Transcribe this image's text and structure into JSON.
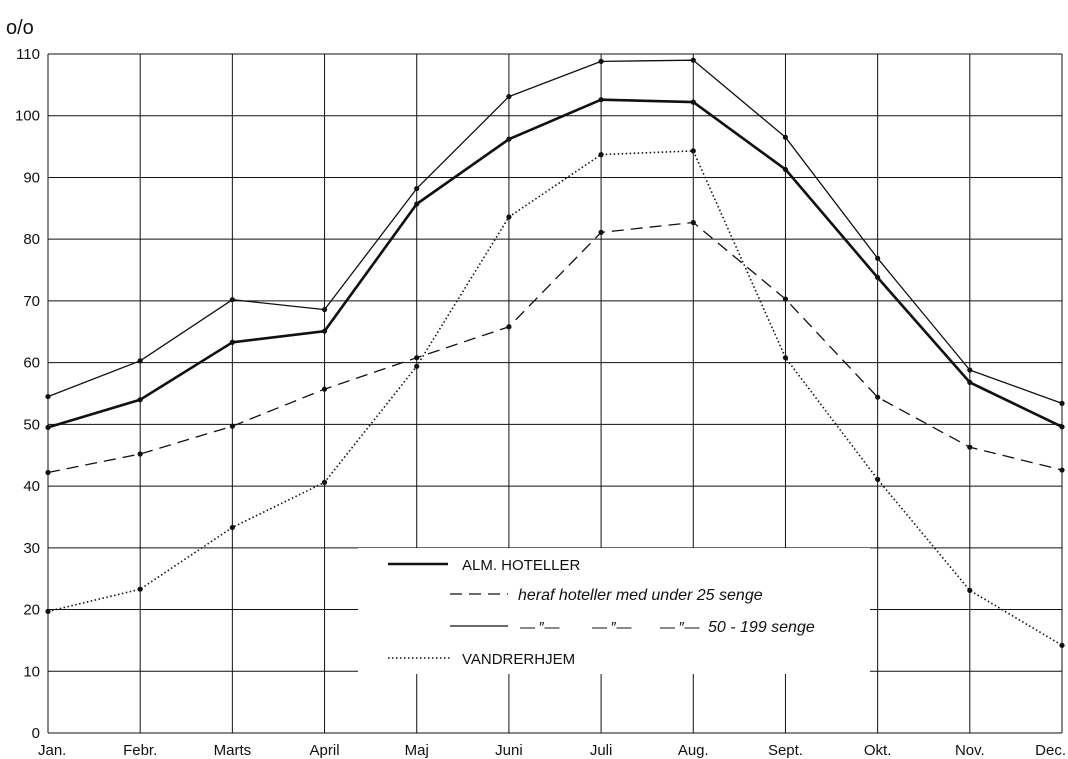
{
  "chart_data": {
    "type": "line",
    "y_unit": "o/o",
    "categories": [
      "Jan.",
      "Febr.",
      "Marts",
      "April",
      "Maj",
      "Juni",
      "Juli",
      "Aug.",
      "Sept.",
      "Okt.",
      "Nov.",
      "Dec."
    ],
    "ylim": [
      0,
      110
    ],
    "yticks": [
      0,
      10,
      20,
      30,
      40,
      50,
      60,
      70,
      80,
      90,
      100,
      110
    ],
    "grid": true,
    "legend_position": "center-bottom",
    "series": [
      {
        "name": "ALM. HOTELLER",
        "style": "thick-solid",
        "values": [
          49.5,
          54,
          63.3,
          65.1,
          85.7,
          96.2,
          102.6,
          102.2,
          91.3,
          73.8,
          56.8,
          49.6
        ]
      },
      {
        "name": "heraf hoteller med under 25 senge",
        "style": "dashed",
        "values": [
          42.2,
          45.2,
          49.7,
          55.7,
          60.8,
          65.8,
          81.1,
          82.7,
          70.3,
          54.4,
          46.3,
          42.6
        ]
      },
      {
        "name": "— ″— — ″— — ″— 50 - 199 senge",
        "style": "thin-solid",
        "values": [
          54.5,
          60.3,
          70.2,
          68.6,
          88.2,
          103.1,
          108.8,
          109.0,
          96.5,
          76.9,
          58.8,
          53.4
        ]
      },
      {
        "name": "VANDRERHJEM",
        "style": "dotted",
        "values": [
          19.7,
          23.3,
          33.3,
          40.6,
          59.4,
          83.6,
          93.7,
          94.3,
          60.8,
          41.1,
          23.1,
          14.2
        ]
      }
    ],
    "legend": {
      "line1": "ALM. HOTELLER",
      "line2": "heraf hoteller med under 25 senge",
      "line3_prefix": [
        "— ″—",
        "— ″—",
        "— ″—"
      ],
      "line3": "50 - 199 senge",
      "line4": "VANDRERHJEM"
    }
  }
}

=== WHAT IS NEEDED ===
Without including the pictures, reproduce all entries exactly.

=== THE SOLUTION ===
Transcribe this image's text and structure into JSON.
{
  "chart_data": {
    "type": "line",
    "y_unit": "o/o",
    "categories": [
      "Jan.",
      "Febr.",
      "Marts",
      "April",
      "Maj",
      "Juni",
      "Juli",
      "Aug.",
      "Sept.",
      "Okt.",
      "Nov.",
      "Dec."
    ],
    "ylim": [
      0,
      110
    ],
    "yticks": [
      0,
      10,
      20,
      30,
      40,
      50,
      60,
      70,
      80,
      90,
      100,
      110
    ],
    "grid": true,
    "legend_position": "center-bottom",
    "series": [
      {
        "name": "ALM. HOTELLER",
        "style": "thick-solid",
        "values": [
          49.5,
          54,
          63.3,
          65.1,
          85.7,
          96.2,
          102.6,
          102.2,
          91.3,
          73.8,
          56.8,
          49.6
        ]
      },
      {
        "name": "heraf hoteller med under 25 senge",
        "style": "dashed",
        "values": [
          42.2,
          45.2,
          49.7,
          55.7,
          60.8,
          65.8,
          81.1,
          82.7,
          70.3,
          54.4,
          46.3,
          42.6
        ]
      },
      {
        "name": "— ″— — ″— — ″— 50 - 199 senge",
        "style": "thin-solid",
        "values": [
          54.5,
          60.3,
          70.2,
          68.6,
          88.2,
          103.1,
          108.8,
          109.0,
          96.5,
          76.9,
          58.8,
          53.4
        ]
      },
      {
        "name": "VANDRERHJEM",
        "style": "dotted",
        "values": [
          19.7,
          23.3,
          33.3,
          40.6,
          59.4,
          83.6,
          93.7,
          94.3,
          60.8,
          41.1,
          23.1,
          14.2
        ]
      }
    ],
    "legend": {
      "line1": "ALM. HOTELLER",
      "line2": "heraf hoteller med under 25 senge",
      "line3_prefix": [
        "— ″—",
        "— ″—",
        "— ″—"
      ],
      "line3": "50 - 199 senge",
      "line4": "VANDRERHJEM"
    }
  }
}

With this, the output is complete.